§ **GOAL**:
Pick out every line holding the string "tinha" and copy it.

§ **RECORDED INFORMATION**:
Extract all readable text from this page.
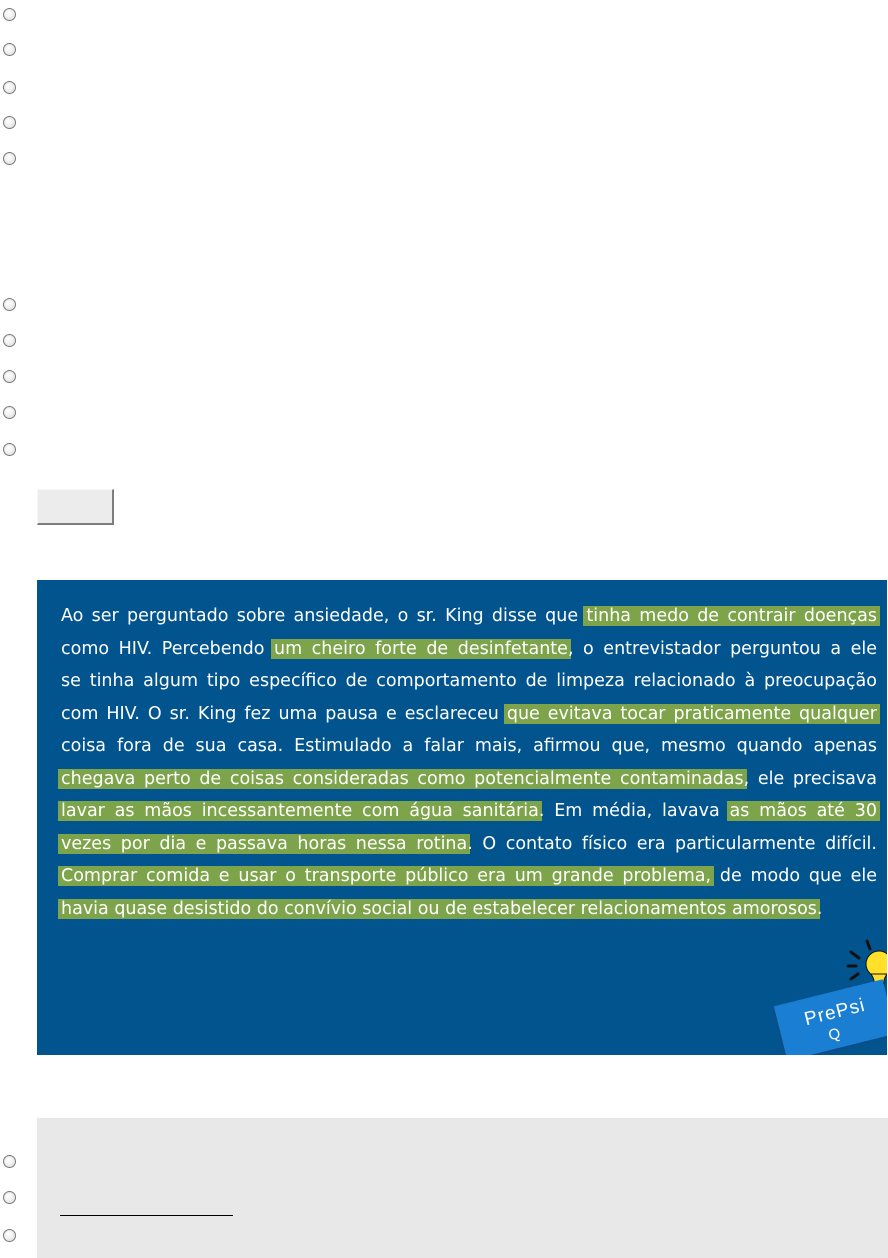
Ao ser perguntado sobre ansiedade, o sr. King disse que tinha medo de contrair doenças
como HIV. Percebendo um cheiro forte de desinfetante, o entrevistador perguntou a ele
se tinha algum tipo específico de comportamento de limpeza relacionado à preocupação
com HIV. O sr. King fez uma pausa e esclareceu que evitava tocar praticamente qualquer
coisa fora de sua casa. Estimulado a falar mais, afirmou que, mesmo quando apenas
chegava perto de coisas consideradas como potencialmente contaminadas, ele precisava
lavar as mãos incessantemente com água sanitária. Em média, lavava as mãos até 30
vezes por dia e passava horas nessa rotina. O contato físico era particularmente difícil.
Comprar comida e usar o transporte público era um grande problema, de modo que ele
havia quase desistido do convívio social ou de estabelecer relacionamentos amorosos.
PrePsi
Q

§ **FULL SOLUTION**:
Ao ser perguntado sobre ansiedade, o sr. King disse que tinha medo de contrair doenças
se tinha algum tipo específico de comportamento de limpeza relacionado à preocupação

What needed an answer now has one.